Every line of the listing must be reproduced as it stands. Leave the images behind.

begin SUPPLIED DATA

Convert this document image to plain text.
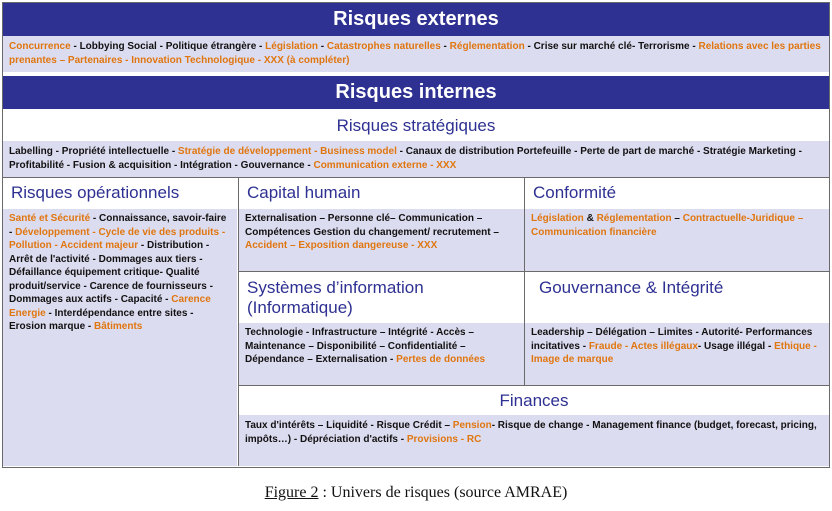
Risques externes
Concurrence - Lobbying Social - Politique étrangère - Législation - Catastrophes naturelles - Réglementation - Crise sur marché clé- Terrorisme - Relations avec les parties prenantes – Partenaires - Innovation Technologique - XXX (à compléter)
Risques internes
Risques stratégiques
Labelling - Propriété intellectuelle - Stratégie de développement - Business model - Canaux de distribution Portefeuille - Perte de part de marché - Stratégie Marketing - Profitabilité - Fusion & acquisition - Intégration - Gouvernance - Communication externe - XXX
Risques opérationnels
Santé et Sécurité - Connaissance, savoir-faire - Développement - Cycle de vie des produits - Pollution - Accident majeur - Distribution - Arrêt de l'activité - Dommages aux tiers - Défaillance équipement critique- Qualité produit/service - Carence de fournisseurs - Dommages aux actifs - Capacité - Carence Energie - Interdépendance entre sites - Erosion marque - Bâtiments
Capital humain
Externalisation – Personne clé– Communication – Compétences Gestion du changement/ recrutement – Accident – Exposition dangereuse - XXX
Conformité
Législation & Réglementation – Contractuelle-Juridique – Communication financière
Systèmes d’information (Informatique)
Technologie - Infrastructure – Intégrité - Accès – Maintenance – Disponibilité – Confidentialité – Dépendance – Externalisation - Pertes de données
Gouvernance & Intégrité
Leadership – Délégation – Limites - Autorité- Performances incitatives - Fraude - Actes illégaux- Usage illégal - Ethique - Image de marque
Finances
Taux d'intérêts – Liquidité - Risque Crédit – Pension- Risque de change - Management finance (budget, forecast, pricing, impôts…) - Dépréciation d'actifs - Provisions - RC
Figure 2 : Univers de risques (source AMRAE)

end SUPPLIED DATA

*TASK OUTPUT*
Convert this document image to plain text.
Risques externes
Concurrence - Lobbying Social - Politique étrangère - Législation - Catastrophes naturelles - Réglementation - Crise sur marché clé- Terrorisme - Relations avec les parties prenantes – Partenaires - Innovation Technologique - XXX (à compléter)
Risques internes
Risques stratégiques
Labelling - Propriété intellectuelle - Stratégie de développement - Business model - Canaux de distribution Portefeuille - Perte de part de marché - Stratégie Marketing - Profitabilité - Fusion & acquisition - Intégration - Gouvernance - Communication externe - XXX
Risques opérationnels
Santé et Sécurité - Connaissance, savoir-faire - Développement - Cycle de vie des produits - Pollution - Accident majeur - Distribution - Arrêt de l'activité - Dommages aux tiers - Défaillance équipement critique- Qualité produit/service - Carence de fournisseurs - Dommages aux actifs - Capacité - Carence Energie - Interdépendance entre sites - Erosion marque - Bâtiments
Capital humain
Externalisation – Personne clé– Communication – Compétences Gestion du changement/ recrutement – Accident – Exposition dangereuse - XXX
Conformité
Législation & Réglementation – Contractuelle-Juridique – Communication financière
Systèmes d’information (Informatique)
Technologie - Infrastructure – Intégrité - Accès – Maintenance – Disponibilité – Confidentialité – Dépendance – Externalisation - Pertes de données
Gouvernance & Intégrité
Leadership – Délégation – Limites - Autorité- Performances incitatives - Fraude - Actes illégaux- Usage illégal - Ethique - Image de marque
Finances
Taux d'intérêts – Liquidité - Risque Crédit – Pension- Risque de change - Management finance (budget, forecast, pricing, impôts…) - Dépréciation d'actifs - Provisions - RC
Figure 2 : Univers de risques (source AMRAE)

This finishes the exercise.